Textauszug:
The Blood Spattered Bride
Kritik

The Blood Spattered Bride (1972) – Review

The Blood Spattered Bride nimmt sich der Vampir-Novelle Carmilla an und schafft damit einen der interessantesten Vampirfilme aller Zeiten.

Originaltitel:
Land:
Laufzeit:
Regie:
Drehbuch:
Vorlage:

La novia ensangrentada
Spanien
100 Minuten
Vicente Aranda
Vicente Aranda
Carmilla von Sheridan La Fanu (Novelle)

Exploitationkino und Schauerliteratur

The Blood Spattered Bride oder La novia ensangrentada, wie der Film im Original heißt, ist ein eher unbekannter Vertreter des europäischen Horrorfilms der 70er und 80er. Eine Zeit in der vor allem das italienische, französische und spanische Horrorkino aufblühten, wobei die länderspezifische Zuteilung oft gar nicht so leicht fällt, da hier auch viel grenzübergreifend gearbeitet wurde. Es war die Blütezeit des europäischen Exploitationkinos. Eine Gratwanderung zwischen auf Krawall gebürsteten Schund und künstlerisch-subversivem Gegenentwurf zum Mainstream.

Die bekanntesten Vertreter diese Ära sind sicher die sogenannten Italo- oder Spaghetti-Western, aber insbesondere im Horror- und Thrillergenre hat sich hier einiges getan. Besonders aktiv war hier natürlich das italienische Horrorkino mit Mario Bava, Dario Argento, Lucio Fulci, Ruggero Deodato, Joe D’Amato und vielen anderen, aber auch Spanien und Frankreich hatten mit Jess Franco und Jean Rollin zwei Regisseure, die in dem Bereich vorne mitspielten. Ich will an dieser Stelle aber auch gar nicht zu sehr ins Detail gehen, da ich einerseits zu dem Thema später noch einen eigenen Beitrag schreiben werde und andererseits The Blood Spattered Bride noch ein weiteres hochspannendes Thema in sich birgt.

Aufgabe 1: Gib die Zeilen der Datensätze unverändert wieder, beginnend mit der ersten Zeile und bis einschließlich der Zeile mit „x-month-label: Mar (166, 850, 211, 880)“.

Extrahierte Datensätze
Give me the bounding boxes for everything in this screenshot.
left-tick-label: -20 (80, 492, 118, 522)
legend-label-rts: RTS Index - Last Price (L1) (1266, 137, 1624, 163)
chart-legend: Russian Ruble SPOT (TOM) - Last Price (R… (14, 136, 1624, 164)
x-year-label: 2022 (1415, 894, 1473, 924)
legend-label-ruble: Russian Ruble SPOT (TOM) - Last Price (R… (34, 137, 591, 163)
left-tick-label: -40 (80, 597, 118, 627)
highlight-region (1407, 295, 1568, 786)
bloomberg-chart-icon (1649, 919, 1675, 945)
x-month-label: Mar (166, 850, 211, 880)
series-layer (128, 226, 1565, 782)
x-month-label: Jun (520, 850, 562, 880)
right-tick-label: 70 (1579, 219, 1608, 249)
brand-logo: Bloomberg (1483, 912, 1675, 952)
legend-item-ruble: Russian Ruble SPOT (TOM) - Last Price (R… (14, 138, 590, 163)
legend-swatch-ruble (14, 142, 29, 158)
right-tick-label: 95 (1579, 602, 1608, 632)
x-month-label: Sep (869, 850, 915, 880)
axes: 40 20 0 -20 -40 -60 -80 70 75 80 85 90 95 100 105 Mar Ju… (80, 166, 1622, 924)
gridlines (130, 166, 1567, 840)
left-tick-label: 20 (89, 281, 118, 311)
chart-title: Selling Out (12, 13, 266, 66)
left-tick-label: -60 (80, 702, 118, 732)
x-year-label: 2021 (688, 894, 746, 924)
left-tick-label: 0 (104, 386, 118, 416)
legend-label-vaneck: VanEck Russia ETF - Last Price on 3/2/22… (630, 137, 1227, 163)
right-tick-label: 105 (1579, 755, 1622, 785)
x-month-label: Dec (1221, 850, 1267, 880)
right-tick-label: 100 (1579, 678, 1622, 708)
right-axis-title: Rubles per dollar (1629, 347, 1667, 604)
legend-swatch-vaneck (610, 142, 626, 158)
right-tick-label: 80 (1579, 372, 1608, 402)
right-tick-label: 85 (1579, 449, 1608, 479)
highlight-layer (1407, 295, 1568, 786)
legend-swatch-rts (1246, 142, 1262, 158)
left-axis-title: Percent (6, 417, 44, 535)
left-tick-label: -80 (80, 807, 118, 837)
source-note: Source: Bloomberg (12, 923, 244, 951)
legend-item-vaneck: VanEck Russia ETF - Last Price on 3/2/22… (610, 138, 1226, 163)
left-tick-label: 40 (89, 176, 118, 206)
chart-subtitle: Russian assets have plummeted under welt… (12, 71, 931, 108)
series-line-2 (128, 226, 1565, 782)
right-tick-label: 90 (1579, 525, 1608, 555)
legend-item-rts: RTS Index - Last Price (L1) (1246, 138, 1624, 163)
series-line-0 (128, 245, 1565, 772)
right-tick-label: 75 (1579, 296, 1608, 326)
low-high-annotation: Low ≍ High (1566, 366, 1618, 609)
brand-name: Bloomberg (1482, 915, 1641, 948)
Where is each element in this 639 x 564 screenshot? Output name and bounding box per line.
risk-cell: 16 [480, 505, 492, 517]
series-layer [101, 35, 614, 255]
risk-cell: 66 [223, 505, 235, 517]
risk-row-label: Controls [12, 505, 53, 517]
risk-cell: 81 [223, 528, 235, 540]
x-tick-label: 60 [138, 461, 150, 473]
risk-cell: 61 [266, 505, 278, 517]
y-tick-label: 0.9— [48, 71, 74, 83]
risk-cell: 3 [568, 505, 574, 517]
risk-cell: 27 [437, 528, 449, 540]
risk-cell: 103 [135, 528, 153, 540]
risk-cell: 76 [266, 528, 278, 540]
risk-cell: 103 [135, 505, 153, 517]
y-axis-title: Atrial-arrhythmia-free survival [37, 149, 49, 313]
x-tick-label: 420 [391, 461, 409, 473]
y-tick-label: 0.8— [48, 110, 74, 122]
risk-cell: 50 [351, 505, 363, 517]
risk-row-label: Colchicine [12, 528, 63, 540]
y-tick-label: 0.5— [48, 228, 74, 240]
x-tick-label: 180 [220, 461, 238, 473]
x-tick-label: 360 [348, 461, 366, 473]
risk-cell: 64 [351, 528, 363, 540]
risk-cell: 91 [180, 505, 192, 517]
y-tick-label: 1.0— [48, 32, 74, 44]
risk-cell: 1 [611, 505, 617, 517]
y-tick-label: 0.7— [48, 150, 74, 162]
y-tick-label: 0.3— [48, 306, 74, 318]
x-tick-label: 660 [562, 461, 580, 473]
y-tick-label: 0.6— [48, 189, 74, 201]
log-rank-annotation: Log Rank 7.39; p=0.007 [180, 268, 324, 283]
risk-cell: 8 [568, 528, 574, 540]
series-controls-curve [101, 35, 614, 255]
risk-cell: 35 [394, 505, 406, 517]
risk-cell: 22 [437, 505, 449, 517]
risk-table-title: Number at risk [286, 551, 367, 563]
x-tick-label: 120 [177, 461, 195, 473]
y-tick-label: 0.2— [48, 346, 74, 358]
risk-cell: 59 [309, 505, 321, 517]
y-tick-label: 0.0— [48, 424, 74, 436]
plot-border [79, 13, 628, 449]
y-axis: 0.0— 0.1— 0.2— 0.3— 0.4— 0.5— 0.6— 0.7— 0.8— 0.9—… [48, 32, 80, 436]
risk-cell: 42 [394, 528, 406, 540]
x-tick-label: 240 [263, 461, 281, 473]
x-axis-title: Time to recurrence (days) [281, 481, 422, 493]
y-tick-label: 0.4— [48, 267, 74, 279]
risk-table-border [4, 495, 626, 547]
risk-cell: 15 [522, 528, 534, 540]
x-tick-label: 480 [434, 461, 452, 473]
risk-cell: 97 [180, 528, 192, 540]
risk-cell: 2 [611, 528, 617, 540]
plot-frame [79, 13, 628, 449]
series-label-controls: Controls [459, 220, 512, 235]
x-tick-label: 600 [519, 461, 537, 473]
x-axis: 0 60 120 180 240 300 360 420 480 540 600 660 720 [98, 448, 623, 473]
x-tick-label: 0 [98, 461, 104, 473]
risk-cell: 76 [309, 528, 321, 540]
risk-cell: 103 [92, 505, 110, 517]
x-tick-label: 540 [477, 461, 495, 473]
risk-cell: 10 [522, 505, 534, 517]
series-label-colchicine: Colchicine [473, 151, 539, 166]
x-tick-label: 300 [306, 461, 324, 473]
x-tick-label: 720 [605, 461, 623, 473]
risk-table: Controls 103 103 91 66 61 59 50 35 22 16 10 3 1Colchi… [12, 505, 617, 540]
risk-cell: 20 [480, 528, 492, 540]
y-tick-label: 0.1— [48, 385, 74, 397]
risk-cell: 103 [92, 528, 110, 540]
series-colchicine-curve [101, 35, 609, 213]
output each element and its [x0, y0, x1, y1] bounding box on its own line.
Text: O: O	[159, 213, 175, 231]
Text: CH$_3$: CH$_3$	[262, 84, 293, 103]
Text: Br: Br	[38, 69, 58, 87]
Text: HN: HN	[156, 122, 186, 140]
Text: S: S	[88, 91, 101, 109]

Aufgabe 2:
Beantworte anhand der Filmkritik die folgenden Fragen:
(a) Wie lautet der Originaltitel des Films?
(b) Welche Laufzeit wird für den Film angegeben?
(c) Was nennt die Filmkritik als bekannteste Vertreter der Ära des europäischen Exploitationkinos?

Schriftliche Antwort 1:
Give me the bounding boxes for everything in this screenshot.
left-tick-label: -20 (80, 492, 118, 522)
legend-label-rts: RTS Index - Last Price (L1) (1266, 137, 1624, 163)
chart-legend: Russian Ruble SPOT (TOM) - Last Price (R… (14, 136, 1624, 164)
x-year-label: 2022 (1415, 894, 1473, 924)
legend-label-ruble: Russian Ruble SPOT (TOM) - Last Price (R… (34, 137, 591, 163)
left-tick-label: -40 (80, 597, 118, 627)
highlight-region (1407, 295, 1568, 786)
bloomberg-chart-icon (1649, 919, 1675, 945)
x-month-label: Mar (166, 850, 211, 880)

Schriftliche Antwort 2:
(a) La novia ensangrentada
(b) 100 Minuten
(c) Die sogenannten Italo- oder Spaghetti-Western